* Do this
Scan the lines and state how many carry "America". Leave out everything but the number.

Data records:
================
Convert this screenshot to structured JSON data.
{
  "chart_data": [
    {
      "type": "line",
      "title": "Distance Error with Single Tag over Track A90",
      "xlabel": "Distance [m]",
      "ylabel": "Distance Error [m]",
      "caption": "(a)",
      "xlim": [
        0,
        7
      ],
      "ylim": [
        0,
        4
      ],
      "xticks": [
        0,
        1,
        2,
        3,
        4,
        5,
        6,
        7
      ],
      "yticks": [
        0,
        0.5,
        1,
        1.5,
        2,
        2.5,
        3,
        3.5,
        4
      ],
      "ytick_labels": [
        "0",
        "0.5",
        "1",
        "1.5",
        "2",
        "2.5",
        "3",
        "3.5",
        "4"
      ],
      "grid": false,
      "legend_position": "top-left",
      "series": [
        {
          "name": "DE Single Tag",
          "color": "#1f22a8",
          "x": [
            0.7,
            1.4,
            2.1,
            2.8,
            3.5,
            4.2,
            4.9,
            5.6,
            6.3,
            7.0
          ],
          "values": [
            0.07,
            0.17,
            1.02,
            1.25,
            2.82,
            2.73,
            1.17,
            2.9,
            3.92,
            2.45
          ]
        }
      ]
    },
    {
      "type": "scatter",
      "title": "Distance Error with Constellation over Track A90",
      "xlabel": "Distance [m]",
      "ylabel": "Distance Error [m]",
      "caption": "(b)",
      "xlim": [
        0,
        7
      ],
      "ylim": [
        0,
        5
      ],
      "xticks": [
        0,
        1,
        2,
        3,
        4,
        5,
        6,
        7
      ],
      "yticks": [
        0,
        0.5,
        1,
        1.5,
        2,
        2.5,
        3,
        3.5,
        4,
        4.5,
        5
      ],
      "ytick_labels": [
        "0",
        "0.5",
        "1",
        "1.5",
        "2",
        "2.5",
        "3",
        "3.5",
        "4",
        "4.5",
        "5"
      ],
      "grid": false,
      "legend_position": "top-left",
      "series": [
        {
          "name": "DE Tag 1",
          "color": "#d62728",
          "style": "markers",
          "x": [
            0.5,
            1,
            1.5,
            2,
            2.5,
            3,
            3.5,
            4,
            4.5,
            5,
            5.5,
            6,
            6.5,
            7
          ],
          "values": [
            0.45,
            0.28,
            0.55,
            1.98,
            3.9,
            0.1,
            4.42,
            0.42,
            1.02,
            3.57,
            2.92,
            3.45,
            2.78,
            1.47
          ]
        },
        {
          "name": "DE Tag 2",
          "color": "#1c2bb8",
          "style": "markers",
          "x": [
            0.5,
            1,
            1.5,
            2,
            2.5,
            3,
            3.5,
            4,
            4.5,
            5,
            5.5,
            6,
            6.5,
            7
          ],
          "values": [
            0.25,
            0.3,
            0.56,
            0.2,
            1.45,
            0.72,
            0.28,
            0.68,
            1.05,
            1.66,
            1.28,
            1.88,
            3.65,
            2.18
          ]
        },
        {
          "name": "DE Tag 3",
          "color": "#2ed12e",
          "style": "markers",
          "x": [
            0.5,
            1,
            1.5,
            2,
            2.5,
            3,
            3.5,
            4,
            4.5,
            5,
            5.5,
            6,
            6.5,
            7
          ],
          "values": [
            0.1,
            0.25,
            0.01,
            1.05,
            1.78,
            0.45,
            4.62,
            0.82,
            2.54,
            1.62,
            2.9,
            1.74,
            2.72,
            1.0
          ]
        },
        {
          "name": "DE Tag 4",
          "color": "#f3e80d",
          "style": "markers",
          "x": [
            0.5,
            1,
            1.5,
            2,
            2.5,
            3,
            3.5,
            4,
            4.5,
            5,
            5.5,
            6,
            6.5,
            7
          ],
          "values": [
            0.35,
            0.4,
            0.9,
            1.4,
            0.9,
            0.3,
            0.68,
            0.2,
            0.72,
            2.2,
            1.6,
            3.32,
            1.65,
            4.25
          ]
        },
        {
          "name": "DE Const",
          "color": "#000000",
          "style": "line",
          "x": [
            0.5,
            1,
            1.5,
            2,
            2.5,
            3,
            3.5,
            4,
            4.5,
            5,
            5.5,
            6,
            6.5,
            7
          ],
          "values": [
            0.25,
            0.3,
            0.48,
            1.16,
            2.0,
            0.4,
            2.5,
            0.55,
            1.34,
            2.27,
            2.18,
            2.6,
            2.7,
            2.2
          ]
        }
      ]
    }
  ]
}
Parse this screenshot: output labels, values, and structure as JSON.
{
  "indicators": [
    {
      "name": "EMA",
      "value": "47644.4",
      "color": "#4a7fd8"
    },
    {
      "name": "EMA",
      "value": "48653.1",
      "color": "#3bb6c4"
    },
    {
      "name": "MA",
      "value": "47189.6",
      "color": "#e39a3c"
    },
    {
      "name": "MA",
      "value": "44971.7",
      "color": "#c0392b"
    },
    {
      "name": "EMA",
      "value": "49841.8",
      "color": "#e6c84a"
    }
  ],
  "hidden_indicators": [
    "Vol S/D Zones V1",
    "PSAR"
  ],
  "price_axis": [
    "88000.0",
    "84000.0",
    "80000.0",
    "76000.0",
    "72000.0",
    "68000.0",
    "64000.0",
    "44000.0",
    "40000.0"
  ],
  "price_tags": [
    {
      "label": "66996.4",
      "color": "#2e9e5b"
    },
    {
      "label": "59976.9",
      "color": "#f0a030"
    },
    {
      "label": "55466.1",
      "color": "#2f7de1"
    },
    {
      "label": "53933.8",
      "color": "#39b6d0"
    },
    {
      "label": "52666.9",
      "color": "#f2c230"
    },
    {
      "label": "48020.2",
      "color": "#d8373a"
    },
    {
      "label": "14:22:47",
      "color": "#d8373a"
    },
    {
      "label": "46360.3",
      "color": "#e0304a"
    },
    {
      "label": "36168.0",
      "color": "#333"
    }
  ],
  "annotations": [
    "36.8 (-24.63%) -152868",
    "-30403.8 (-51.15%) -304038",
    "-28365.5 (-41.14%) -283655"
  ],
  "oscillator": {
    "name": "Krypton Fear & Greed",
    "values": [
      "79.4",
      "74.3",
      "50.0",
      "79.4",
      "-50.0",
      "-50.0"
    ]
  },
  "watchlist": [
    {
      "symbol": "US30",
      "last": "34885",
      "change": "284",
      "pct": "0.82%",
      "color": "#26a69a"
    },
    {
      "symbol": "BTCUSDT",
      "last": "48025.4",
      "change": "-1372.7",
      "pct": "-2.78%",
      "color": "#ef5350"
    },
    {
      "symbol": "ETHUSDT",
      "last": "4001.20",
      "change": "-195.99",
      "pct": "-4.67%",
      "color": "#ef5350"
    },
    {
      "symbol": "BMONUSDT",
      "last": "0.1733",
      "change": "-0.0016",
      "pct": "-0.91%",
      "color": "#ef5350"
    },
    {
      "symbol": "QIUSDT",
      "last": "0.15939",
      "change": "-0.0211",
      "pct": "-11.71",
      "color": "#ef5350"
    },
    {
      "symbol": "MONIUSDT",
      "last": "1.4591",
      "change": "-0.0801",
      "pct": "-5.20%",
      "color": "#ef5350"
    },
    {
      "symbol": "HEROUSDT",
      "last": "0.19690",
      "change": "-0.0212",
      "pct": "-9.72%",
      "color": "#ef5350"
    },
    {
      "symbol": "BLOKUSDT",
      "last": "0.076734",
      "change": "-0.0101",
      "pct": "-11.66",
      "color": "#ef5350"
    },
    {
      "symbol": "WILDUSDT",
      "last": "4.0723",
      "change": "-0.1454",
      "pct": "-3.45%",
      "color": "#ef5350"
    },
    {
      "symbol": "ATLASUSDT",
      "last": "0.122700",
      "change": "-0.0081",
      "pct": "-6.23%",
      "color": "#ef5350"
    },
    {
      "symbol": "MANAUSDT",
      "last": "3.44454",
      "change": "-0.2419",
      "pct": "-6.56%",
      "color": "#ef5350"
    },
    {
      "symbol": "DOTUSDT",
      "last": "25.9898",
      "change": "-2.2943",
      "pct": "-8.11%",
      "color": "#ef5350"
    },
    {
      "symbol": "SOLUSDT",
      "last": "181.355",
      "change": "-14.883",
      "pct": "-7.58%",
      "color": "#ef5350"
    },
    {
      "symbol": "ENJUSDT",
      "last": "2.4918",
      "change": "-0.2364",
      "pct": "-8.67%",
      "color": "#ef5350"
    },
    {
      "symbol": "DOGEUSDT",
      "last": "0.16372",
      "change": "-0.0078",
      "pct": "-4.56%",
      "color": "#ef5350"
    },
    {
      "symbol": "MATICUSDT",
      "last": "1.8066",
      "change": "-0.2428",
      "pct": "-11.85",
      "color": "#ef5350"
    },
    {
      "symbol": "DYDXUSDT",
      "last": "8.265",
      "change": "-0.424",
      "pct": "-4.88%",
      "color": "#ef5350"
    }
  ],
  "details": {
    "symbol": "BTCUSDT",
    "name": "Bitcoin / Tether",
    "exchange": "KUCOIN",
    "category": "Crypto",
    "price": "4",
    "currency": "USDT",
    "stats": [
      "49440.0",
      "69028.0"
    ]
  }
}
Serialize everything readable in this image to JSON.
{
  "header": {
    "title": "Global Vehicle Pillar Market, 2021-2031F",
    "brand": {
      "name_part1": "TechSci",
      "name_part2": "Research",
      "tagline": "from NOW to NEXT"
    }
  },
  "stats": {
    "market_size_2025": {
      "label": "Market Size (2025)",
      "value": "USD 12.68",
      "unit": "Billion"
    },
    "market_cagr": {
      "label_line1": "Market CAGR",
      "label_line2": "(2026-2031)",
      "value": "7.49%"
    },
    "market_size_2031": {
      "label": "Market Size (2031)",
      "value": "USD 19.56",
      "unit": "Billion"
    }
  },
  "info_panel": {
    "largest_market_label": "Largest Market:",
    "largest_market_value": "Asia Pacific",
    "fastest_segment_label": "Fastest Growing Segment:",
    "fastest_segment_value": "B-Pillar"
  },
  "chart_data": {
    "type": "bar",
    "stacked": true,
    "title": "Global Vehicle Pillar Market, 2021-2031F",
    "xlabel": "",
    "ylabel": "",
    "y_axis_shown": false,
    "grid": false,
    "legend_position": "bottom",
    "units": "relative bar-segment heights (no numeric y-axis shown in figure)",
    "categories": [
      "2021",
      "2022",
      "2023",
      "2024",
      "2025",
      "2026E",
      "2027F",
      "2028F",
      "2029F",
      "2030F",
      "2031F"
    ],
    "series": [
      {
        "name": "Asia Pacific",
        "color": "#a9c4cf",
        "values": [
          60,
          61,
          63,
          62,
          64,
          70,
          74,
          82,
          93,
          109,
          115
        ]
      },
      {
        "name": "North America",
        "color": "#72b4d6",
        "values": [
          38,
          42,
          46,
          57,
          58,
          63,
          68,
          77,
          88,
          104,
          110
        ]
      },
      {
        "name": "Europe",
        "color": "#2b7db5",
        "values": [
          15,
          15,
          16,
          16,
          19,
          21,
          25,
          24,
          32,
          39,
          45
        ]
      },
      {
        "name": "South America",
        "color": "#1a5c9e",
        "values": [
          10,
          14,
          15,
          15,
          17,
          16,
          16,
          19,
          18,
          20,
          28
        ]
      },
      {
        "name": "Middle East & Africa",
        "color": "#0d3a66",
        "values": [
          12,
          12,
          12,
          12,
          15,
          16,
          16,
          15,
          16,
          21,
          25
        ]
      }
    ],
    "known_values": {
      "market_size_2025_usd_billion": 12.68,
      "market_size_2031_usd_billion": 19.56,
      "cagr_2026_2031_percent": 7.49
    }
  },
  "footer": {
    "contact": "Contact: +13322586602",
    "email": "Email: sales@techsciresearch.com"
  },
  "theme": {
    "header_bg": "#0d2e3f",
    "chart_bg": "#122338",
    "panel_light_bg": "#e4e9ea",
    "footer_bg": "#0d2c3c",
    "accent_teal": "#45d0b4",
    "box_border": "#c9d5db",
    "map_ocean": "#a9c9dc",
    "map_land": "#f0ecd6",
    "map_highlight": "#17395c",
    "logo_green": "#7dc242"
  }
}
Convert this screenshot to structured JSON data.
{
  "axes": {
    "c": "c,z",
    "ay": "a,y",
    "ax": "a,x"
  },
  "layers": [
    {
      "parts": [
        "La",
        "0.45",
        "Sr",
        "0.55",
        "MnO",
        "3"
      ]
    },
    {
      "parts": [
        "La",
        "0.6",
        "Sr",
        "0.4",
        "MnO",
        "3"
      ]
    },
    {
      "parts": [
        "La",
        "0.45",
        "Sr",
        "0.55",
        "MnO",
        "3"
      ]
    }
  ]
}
================
* Output
2